* _WRITTEN INSTRUCTION_
Reproduce every one of the rows below word for word, changing nothing.

Spatial annotation entries:
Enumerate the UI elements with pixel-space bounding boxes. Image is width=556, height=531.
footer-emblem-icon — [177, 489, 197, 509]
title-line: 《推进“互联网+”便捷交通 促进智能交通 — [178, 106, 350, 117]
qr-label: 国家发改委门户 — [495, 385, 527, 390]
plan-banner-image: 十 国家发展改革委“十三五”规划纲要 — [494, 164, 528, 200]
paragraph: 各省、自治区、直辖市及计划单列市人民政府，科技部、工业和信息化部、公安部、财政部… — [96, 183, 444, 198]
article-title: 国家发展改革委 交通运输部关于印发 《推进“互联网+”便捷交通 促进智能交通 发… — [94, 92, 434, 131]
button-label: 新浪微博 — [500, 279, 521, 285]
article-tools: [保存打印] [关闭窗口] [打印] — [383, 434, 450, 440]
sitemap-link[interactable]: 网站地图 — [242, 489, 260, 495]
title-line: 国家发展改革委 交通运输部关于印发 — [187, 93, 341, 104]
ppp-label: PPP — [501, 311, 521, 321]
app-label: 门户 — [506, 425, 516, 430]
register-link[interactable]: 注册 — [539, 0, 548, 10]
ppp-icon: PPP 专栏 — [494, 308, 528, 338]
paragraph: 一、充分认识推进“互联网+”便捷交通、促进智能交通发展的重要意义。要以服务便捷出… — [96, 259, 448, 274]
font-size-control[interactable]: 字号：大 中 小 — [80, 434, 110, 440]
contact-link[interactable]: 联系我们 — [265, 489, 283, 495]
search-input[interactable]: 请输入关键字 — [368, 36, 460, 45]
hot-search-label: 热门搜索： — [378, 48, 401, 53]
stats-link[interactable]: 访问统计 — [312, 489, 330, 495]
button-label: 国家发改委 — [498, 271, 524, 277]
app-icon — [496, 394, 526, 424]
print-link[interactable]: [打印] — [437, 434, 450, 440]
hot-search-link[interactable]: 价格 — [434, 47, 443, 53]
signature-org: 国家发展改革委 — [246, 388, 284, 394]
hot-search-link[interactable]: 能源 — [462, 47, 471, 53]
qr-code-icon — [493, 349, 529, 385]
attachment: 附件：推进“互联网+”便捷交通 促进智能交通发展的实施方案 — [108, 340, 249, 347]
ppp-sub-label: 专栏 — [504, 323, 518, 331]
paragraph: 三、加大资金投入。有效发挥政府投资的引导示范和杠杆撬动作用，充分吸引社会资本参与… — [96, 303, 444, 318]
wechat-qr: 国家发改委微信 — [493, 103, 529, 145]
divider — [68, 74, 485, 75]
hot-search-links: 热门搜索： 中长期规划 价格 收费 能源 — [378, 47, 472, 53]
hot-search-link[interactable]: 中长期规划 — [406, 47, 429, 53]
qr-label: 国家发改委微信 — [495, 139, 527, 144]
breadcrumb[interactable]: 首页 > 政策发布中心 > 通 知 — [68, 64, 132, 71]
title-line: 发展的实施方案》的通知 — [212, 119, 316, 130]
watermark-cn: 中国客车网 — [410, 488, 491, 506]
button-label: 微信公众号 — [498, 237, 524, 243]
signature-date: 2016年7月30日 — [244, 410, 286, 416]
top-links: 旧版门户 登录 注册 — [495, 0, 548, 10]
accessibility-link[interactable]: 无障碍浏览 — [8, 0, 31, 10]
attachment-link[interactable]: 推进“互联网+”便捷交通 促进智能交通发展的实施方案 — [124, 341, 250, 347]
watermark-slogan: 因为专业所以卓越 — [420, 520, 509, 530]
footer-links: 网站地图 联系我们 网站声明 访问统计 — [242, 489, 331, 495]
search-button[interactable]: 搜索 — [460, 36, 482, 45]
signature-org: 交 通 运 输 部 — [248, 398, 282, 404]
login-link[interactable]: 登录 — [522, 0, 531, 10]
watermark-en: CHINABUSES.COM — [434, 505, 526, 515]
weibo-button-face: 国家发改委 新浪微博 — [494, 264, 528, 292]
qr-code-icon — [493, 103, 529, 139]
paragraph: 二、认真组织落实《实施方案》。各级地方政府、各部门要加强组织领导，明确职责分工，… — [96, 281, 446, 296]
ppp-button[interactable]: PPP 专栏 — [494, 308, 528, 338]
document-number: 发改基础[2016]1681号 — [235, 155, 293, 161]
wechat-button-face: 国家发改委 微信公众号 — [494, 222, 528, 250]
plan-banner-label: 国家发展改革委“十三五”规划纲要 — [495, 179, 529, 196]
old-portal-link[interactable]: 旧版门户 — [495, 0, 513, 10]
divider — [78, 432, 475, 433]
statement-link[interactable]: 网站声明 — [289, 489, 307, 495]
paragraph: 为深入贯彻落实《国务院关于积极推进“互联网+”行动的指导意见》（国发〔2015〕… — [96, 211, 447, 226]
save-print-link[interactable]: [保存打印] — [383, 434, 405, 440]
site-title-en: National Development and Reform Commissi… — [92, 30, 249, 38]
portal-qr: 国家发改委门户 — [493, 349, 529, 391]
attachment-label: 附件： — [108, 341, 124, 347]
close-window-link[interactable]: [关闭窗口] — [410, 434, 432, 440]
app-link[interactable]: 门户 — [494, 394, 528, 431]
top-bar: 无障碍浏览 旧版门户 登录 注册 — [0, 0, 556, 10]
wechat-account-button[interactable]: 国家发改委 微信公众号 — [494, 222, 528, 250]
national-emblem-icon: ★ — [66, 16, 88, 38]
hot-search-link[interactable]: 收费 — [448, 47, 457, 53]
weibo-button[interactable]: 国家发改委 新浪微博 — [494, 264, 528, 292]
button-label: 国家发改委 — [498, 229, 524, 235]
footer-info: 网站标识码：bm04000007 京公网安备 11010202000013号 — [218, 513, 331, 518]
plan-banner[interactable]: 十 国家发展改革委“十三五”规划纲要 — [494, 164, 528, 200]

* _ANSWER TO THE TASK_
Enumerate the UI elements with pixel-space bounding boxes. Image is width=556, height=531.
footer-emblem-icon — [177, 489, 197, 509]
title-line: 《推进“互联网+”便捷交通 促进智能交通 — [178, 106, 350, 117]
qr-label: 国家发改委门户 — [495, 385, 527, 390]
plan-banner-image: 十 国家发展改革委“十三五”规划纲要 — [494, 164, 528, 200]
paragraph: 各省、自治区、直辖市及计划单列市人民政府，科技部、工业和信息化部、公安部、财政部… — [96, 183, 444, 198]
article-title: 国家发展改革委 交通运输部关于印发 《推进“互联网+”便捷交通 促进智能交通 发… — [94, 92, 434, 131]
button-label: 新浪微博 — [500, 279, 521, 285]
article-tools: [保存打印] [关闭窗口] [打印] — [383, 434, 450, 440]
sitemap-link[interactable]: 网站地图 — [242, 489, 260, 495]
title-line: 国家发展改革委 交通运输部关于印发 — [187, 93, 341, 104]
ppp-label: PPP — [501, 311, 521, 321]
app-label: 门户 — [506, 425, 516, 430]
register-link[interactable]: 注册 — [539, 0, 548, 10]
ppp-icon: PPP 专栏 — [494, 308, 528, 338]
paragraph: 一、充分认识推进“互联网+”便捷交通、促进智能交通发展的重要意义。要以服务便捷出… — [96, 259, 448, 274]
font-size-control[interactable]: 字号：大 中 小 — [80, 434, 110, 440]
contact-link[interactable]: 联系我们 — [265, 489, 283, 495]
search-input[interactable]: 请输入关键字 — [368, 36, 460, 45]
hot-search-label: 热门搜索： — [378, 48, 401, 53]
stats-link[interactable]: 访问统计 — [312, 489, 330, 495]
button-label: 国家发改委 — [498, 271, 524, 277]
app-icon — [496, 394, 526, 424]
print-link[interactable]: [打印] — [437, 434, 450, 440]
hot-search-link[interactable]: 价格 — [434, 47, 443, 53]
signature-org: 国家发展改革委 — [246, 388, 284, 394]
hot-search-link[interactable]: 能源 — [462, 47, 471, 53]
qr-code-icon — [493, 349, 529, 385]
attachment: 附件：推进“互联网+”便捷交通 促进智能交通发展的实施方案 — [108, 340, 249, 347]
ppp-sub-label: 专栏 — [504, 323, 518, 331]
paragraph: 三、加大资金投入。有效发挥政府投资的引导示范和杠杆撬动作用，充分吸引社会资本参与… — [96, 303, 444, 318]
wechat-qr: 国家发改委微信 — [493, 103, 529, 145]
divider — [68, 74, 485, 75]
hot-search-links: 热门搜索： 中长期规划 价格 收费 能源 — [378, 47, 472, 53]
hot-search-link[interactable]: 中长期规划 — [406, 47, 429, 53]
qr-label: 国家发改委微信 — [495, 139, 527, 144]
breadcrumb[interactable]: 首页 > 政策发布中心 > 通 知 — [68, 64, 132, 71]
title-line: 发展的实施方案》的通知 — [212, 119, 316, 130]
watermark-cn: 中国客车网 — [410, 488, 491, 506]
button-label: 微信公众号 — [498, 237, 524, 243]
signature-date: 2016年7月30日 — [244, 410, 286, 416]
top-links: 旧版门户 登录 注册 — [495, 0, 548, 10]
accessibility-link[interactable]: 无障碍浏览 — [8, 0, 31, 10]
attachment-link[interactable]: 推进“互联网+”便捷交通 促进智能交通发展的实施方案 — [124, 341, 250, 347]
watermark-slogan: 因为专业所以卓越 — [420, 520, 509, 530]
footer-links: 网站地图 联系我们 网站声明 访问统计 — [242, 489, 331, 495]
search-button[interactable]: 搜索 — [460, 36, 482, 45]
signature-org: 交 通 运 输 部 — [248, 398, 282, 404]
login-link[interactable]: 登录 — [522, 0, 531, 10]
watermark-en: CHINABUSES.COM — [434, 505, 526, 515]
weibo-button-face: 国家发改委 新浪微博 — [494, 264, 528, 292]
qr-code-icon — [493, 103, 529, 139]
paragraph: 二、认真组织落实《实施方案》。各级地方政府、各部门要加强组织领导，明确职责分工，… — [96, 281, 446, 296]
ppp-button[interactable]: PPP 专栏 — [494, 308, 528, 338]
document-number: 发改基础[2016]1681号 — [235, 155, 293, 161]
wechat-button-face: 国家发改委 微信公众号 — [494, 222, 528, 250]
plan-banner-label: 国家发展改革委“十三五”规划纲要 — [495, 179, 529, 196]
old-portal-link[interactable]: 旧版门户 — [495, 0, 513, 10]
divider — [78, 432, 475, 433]
statement-link[interactable]: 网站声明 — [289, 489, 307, 495]
paragraph: 为深入贯彻落实《国务院关于积极推进“互联网+”行动的指导意见》（国发〔2015〕… — [96, 211, 447, 226]
save-print-link[interactable]: [保存打印] — [383, 434, 405, 440]
site-title-en: National Development and Reform Commissi… — [92, 30, 249, 38]
portal-qr: 国家发改委门户 — [493, 349, 529, 391]
attachment-label: 附件： — [108, 341, 124, 347]
close-window-link[interactable]: [关闭窗口] — [410, 434, 432, 440]
app-link[interactable]: 门户 — [494, 394, 528, 431]
top-bar: 无障碍浏览 旧版门户 登录 注册 — [0, 0, 556, 10]
wechat-account-button[interactable]: 国家发改委 微信公众号 — [494, 222, 528, 250]
national-emblem-icon: ★ — [66, 16, 88, 38]
hot-search-link[interactable]: 收费 — [448, 47, 457, 53]
weibo-button[interactable]: 国家发改委 新浪微博 — [494, 264, 528, 292]
button-label: 国家发改委 — [498, 229, 524, 235]
footer-info: 网站标识码：bm04000007 京公网安备 11010202000013号 — [218, 513, 331, 518]
plan-banner[interactable]: 十 国家发展改革委“十三五”规划纲要 — [494, 164, 528, 200]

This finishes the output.